Omit all images, then return the remaining material exactly as it stands.
--- START OF Stored data ---
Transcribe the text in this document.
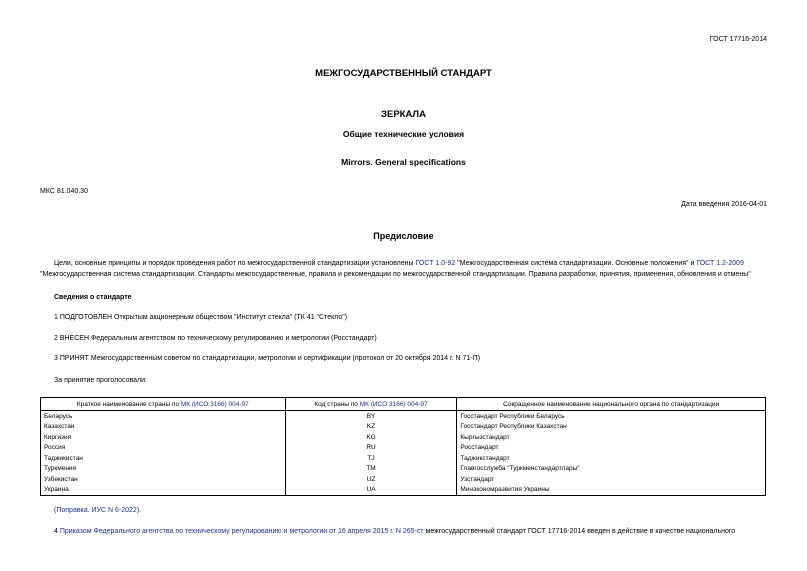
ГОСТ 17716-2014
МЕЖГОСУДАРСТВЕННЫЙ СТАНДАРТ
ЗЕРКАЛА
Общие технические условия
Mirrors. General specifications
МКС 81.040.30
Дата введения 2016-04-01
Предисловие

Цели, основные принципы и порядок проведения работ по межгосударственной стандартизации установлены ГОСТ 1.0-92 "Межгосударственная система стандартизации. Основные положения" и ГОСТ 1.2-2009 "Межгосударственная система стандартизации. Стандарты межгосударственные, правила и рекомендации по межгосударственной стандартизации. Правила разработки, принятия, применения, обновления и отмены"

Сведения о стандарте

1 ПОДГОТОВЛЕН Открытым акционерным обществом "Институт стекла" (ТК 41 "Стекло")

2 ВНЕСЕН Федеральным агентством по техническому регулированию и метрологии (Росстандарт)

3 ПРИНЯТ Межгосударственным советом по стандартизации, метрологии и сертификации (протокол от 20 октября 2014 г. N 71-П)

За принятие проголосовали:

Краткое наименование страны по МК (ИСО 3166) 004-97	Код страны по МК (ИСО 3166) 004-97	Сокращенное наименование национального органа по стандартизации
Беларусь	BY	Госстандарт Республики Беларусь
Казахстан	KZ	Госстандарт Республики Казахстан
Киргизия	KG	Кыргызстандарт
Россия	RU	Росстандарт
Таджикистан	TJ	Таджикстандарт
Туркмения	TM	Главгосслужба "Туркменстандартлары"
Узбекистан	UZ	Узстандарт
Украина	UA	Минэкономразвития Украины

(Поправка. ИУС N 6-2022).

4 Приказом Федерального агентства по техническому регулированию и метрологии от 16 апреля 2015 г. N 265-ст межгосударственный стандарт ГОСТ 17716-2014 введен в действие в качестве национального
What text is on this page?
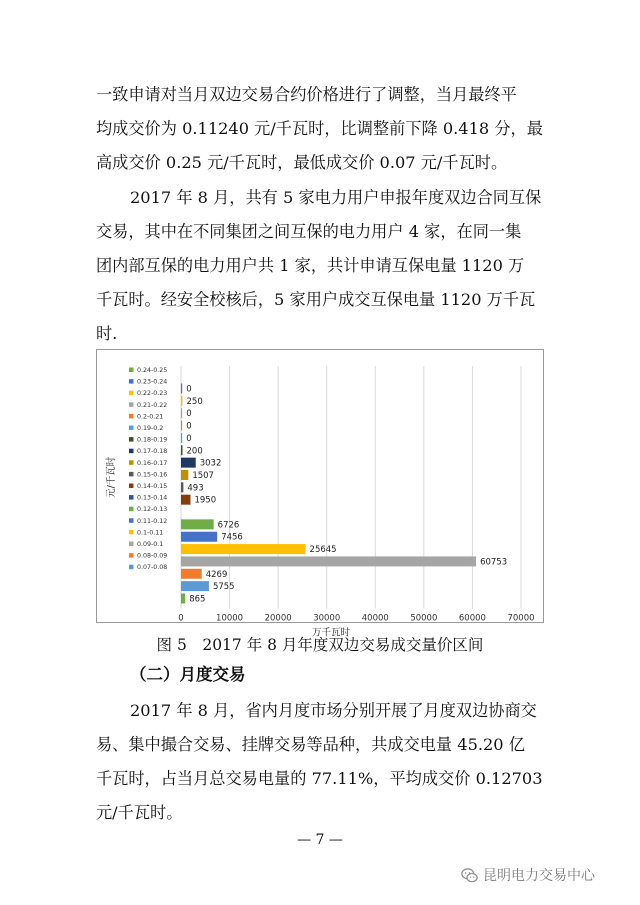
一致申请对当月双边交易合约价格进行了调整，当月最终平
均成交价为 0.11240 元/千瓦时，比调整前下降 0.418 分，最
高成交价 0.25 元/千瓦时，最低成交价 0.07 元/千瓦时。

2017 年 8 月，共有 5 家电力用户申报年度双边合同互保
交易，其中在不同集团之间互保的电力用户 4 家，在同一集
团内部互保的电力用户共 1 家，共计申请互保电量 1120 万
千瓦时。经安全校核后，5 家用户成交互保电量 1120 万千瓦
时.

0	10000	20000	30000	40000	50000	60000	70000
0
250
0
0
0
200
3032
1507
493
1950
6726
7456
25645
60753
4269
5755
865
0.24-0.25
0.23-0.24
0.22-0.23
0.21-0.22
0.2-0.21
0.19-0.2
0.18-0.19
0.17-0.18
0.16-0.17
0.15-0.16
0.14-0.15
0.13-0.14
0.12-0.13
0.11-0.12
0.1-0.11
0.09-0.1
0.08-0.09
0.07-0.08
元/千瓦时
万千瓦时
图 5　2017 年 8 月年度双边交易成交量价区间
（二）月度交易

2017 年 8 月，省内月度市场分别开展了月度双边协商交
易、集中撮合交易、挂牌交易等品种，共成交电量 45.20 亿
千瓦时，占当月总交易电量的 77.11%，平均成交价 0.12703
元/千瓦时。

— 7 —
昆明电力交易中心
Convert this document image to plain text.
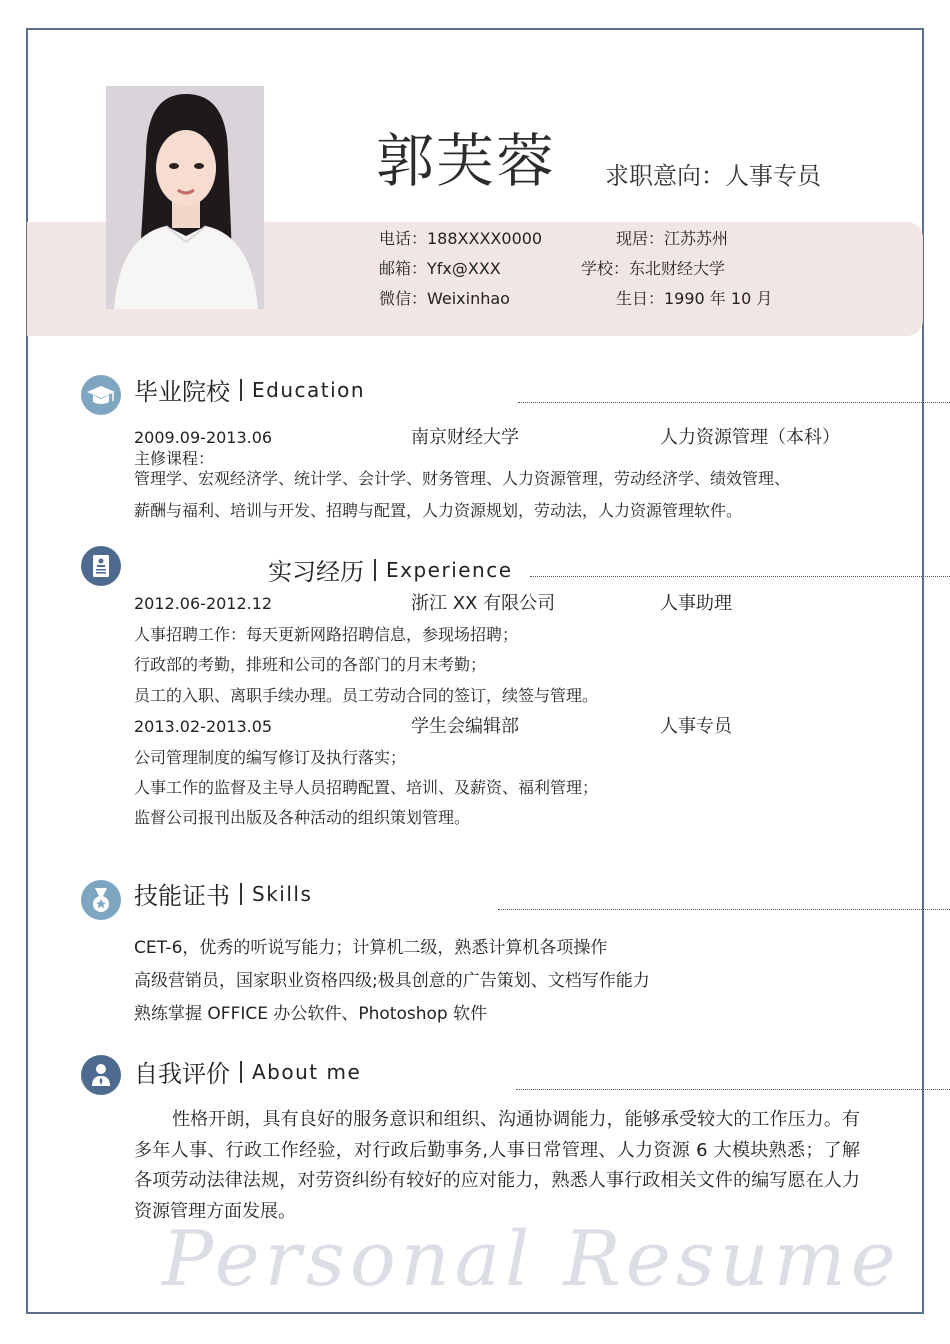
郭芙蓉 求职意向：人事专员
电话：188XXXX0000	现居：江苏苏州
邮箱：Yfx@XXX	学校：东北财经大学
微信：Weixinhao	生日：1990 年 10 月
毕业院校 Education
2009.09-2013.06	南京财经大学	人力资源管理（本科）
主修课程：
管理学、宏观经济学、统计学、会计学、财务管理、人力资源管理，劳动经济学、绩效管理、
薪酬与福利、培训与开发、招聘与配置，人力资源规划，劳动法，人力资源管理软件。
实习经历 Experience
2012.06-2012.12	浙江 XX 有限公司	人事助理
人事招聘工作：每天更新网路招聘信息，参现场招聘；
行政部的考勤，排班和公司的各部门的月末考勤；
员工的入职、离职手续办理。员工劳动合同的签订，续签与管理。
2013.02-2013.05	学生会编辑部	人事专员
公司管理制度的编写修订及执行落实；
人事工作的监督及主导人员招聘配置、培训、及薪资、福利管理；
监督公司报刊出版及各种活动的组织策划管理。
技能证书 Skills
CET-6，优秀的听说写能力；计算机二级，熟悉计算机各项操作
高级营销员，国家职业资格四级;极具创意的广告策划、文档写作能力
熟练掌握 OFFICE 办公软件、Photoshop 软件
自我评价 About me
性格开朗，具有良好的服务意识和组织、沟通协调能力，能够承受较大的工作压力。有多年人事、行政工作经验，对行政后勤事务,人事日常管理、人力资源 6 大模块熟悉；了解各项劳动法律法规，对劳资纠纷有较好的应对能力，熟悉人事行政相关文件的编写愿在人力资源管理方面发展。
Personal Resume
--- END OF Stored data ---
Finished task.
Transcribe the text in this document.
ГОСТ 17716-2014
МЕЖГОСУДАРСТВЕННЫЙ СТАНДАРТ
ЗЕРКАЛА
Общие технические условия
Mirrors. General specifications
МКС 81.040.30
Дата введения 2016-04-01
Предисловие

Цели, основные принципы и порядок проведения работ по межгосударственной стандартизации установлены ГОСТ 1.0-92 "Межгосударственная система стандартизации. Основные положения" и ГОСТ 1.2-2009 "Межгосударственная система стандартизации. Стандарты межгосударственные, правила и рекомендации по межгосударственной стандартизации. Правила разработки, принятия, применения, обновления и отмены"

Сведения о стандарте

1 ПОДГОТОВЛЕН Открытым акционерным обществом "Институт стекла" (ТК 41 "Стекло")

2 ВНЕСЕН Федеральным агентством по техническому регулированию и метрологии (Росстандарт)

3 ПРИНЯТ Межгосударственным советом по стандартизации, метрологии и сертификации (протокол от 20 октября 2014 г. N 71-П)

За принятие проголосовали:

Краткое наименование страны по МК (ИСО 3166) 004-97	Код страны по МК (ИСО 3166) 004-97	Сокращенное наименование национального органа по стандартизации
Беларусь	BY	Госстандарт Республики Беларусь
Казахстан	KZ	Госстандарт Республики Казахстан
Киргизия	KG	Кыргызстандарт
Россия	RU	Росстандарт
Таджикистан	TJ	Таджикстандарт
Туркмения	TM	Главгосслужба "Туркменстандартлары"
Узбекистан	UZ	Узстандарт
Украина	UA	Минэкономразвития Украины

(Поправка. ИУС N 6-2022).

4 Приказом Федерального агентства по техническому регулированию и метрологии от 16 апреля 2015 г. N 265-ст межгосударственный стандарт ГОСТ 17716-2014 введен в действие в качестве национального
What text is on this page?
一致申请对当月双边交易合约价格进行了调整，当月最终平
均成交价为 0.11240 元/千瓦时，比调整前下降 0.418 分，最
高成交价 0.25 元/千瓦时，最低成交价 0.07 元/千瓦时。

2017 年 8 月，共有 5 家电力用户申报年度双边合同互保
交易，其中在不同集团之间互保的电力用户 4 家，在同一集
团内部互保的电力用户共 1 家，共计申请互保电量 1120 万
千瓦时。经安全校核后，5 家用户成交互保电量 1120 万千瓦
时.

0	10000	20000	30000	40000	50000	60000	70000
0
250
0
0
0
200
3032
1507
493
1950
6726
7456
25645
60753
4269
5755
865
0.24-0.25
0.23-0.24
0.22-0.23
0.21-0.22
0.2-0.21
0.19-0.2
0.18-0.19
0.17-0.18
0.16-0.17
0.15-0.16
0.14-0.15
0.13-0.14
0.12-0.13
0.11-0.12
0.1-0.11
0.09-0.1
0.08-0.09
0.07-0.08
元/千瓦时
万千瓦时
图 5　2017 年 8 月年度双边交易成交量价区间
（二）月度交易

2017 年 8 月，省内月度市场分别开展了月度双边协商交
易、集中撮合交易、挂牌交易等品种，共成交电量 45.20 亿
千瓦时，占当月总交易电量的 77.11%，平均成交价 0.12703
元/千瓦时。

— 7 —
昆明电力交易中心
Convert this document image to plain text.
郭芙蓉 求职意向：人事专员
电话：188XXXX0000	现居：江苏苏州
邮箱：Yfx@XXX	学校：东北财经大学
微信：Weixinhao	生日：1990 年 10 月
毕业院校 Education
2009.09-2013.06	南京财经大学	人力资源管理（本科）
主修课程：
管理学、宏观经济学、统计学、会计学、财务管理、人力资源管理，劳动经济学、绩效管理、
薪酬与福利、培训与开发、招聘与配置，人力资源规划，劳动法，人力资源管理软件。
实习经历 Experience
2012.06-2012.12	浙江 XX 有限公司	人事助理
人事招聘工作：每天更新网路招聘信息，参现场招聘；
行政部的考勤，排班和公司的各部门的月末考勤；
员工的入职、离职手续办理。员工劳动合同的签订，续签与管理。
2013.02-2013.05	学生会编辑部	人事专员
公司管理制度的编写修订及执行落实；
人事工作的监督及主导人员招聘配置、培训、及薪资、福利管理；
监督公司报刊出版及各种活动的组织策划管理。
技能证书 Skills
CET-6，优秀的听说写能力；计算机二级，熟悉计算机各项操作
高级营销员，国家职业资格四级;极具创意的广告策划、文档写作能力
熟练掌握 OFFICE 办公软件、Photoshop 软件
自我评价 About me
性格开朗，具有良好的服务意识和组织、沟通协调能力，能够承受较大的工作压力。有多年人事、行政工作经验，对行政后勤事务,人事日常管理、人力资源 6 大模块熟悉；了解各项劳动法律法规，对劳资纠纷有较好的应对能力，熟悉人事行政相关文件的编写愿在人力资源管理方面发展。
Personal Resume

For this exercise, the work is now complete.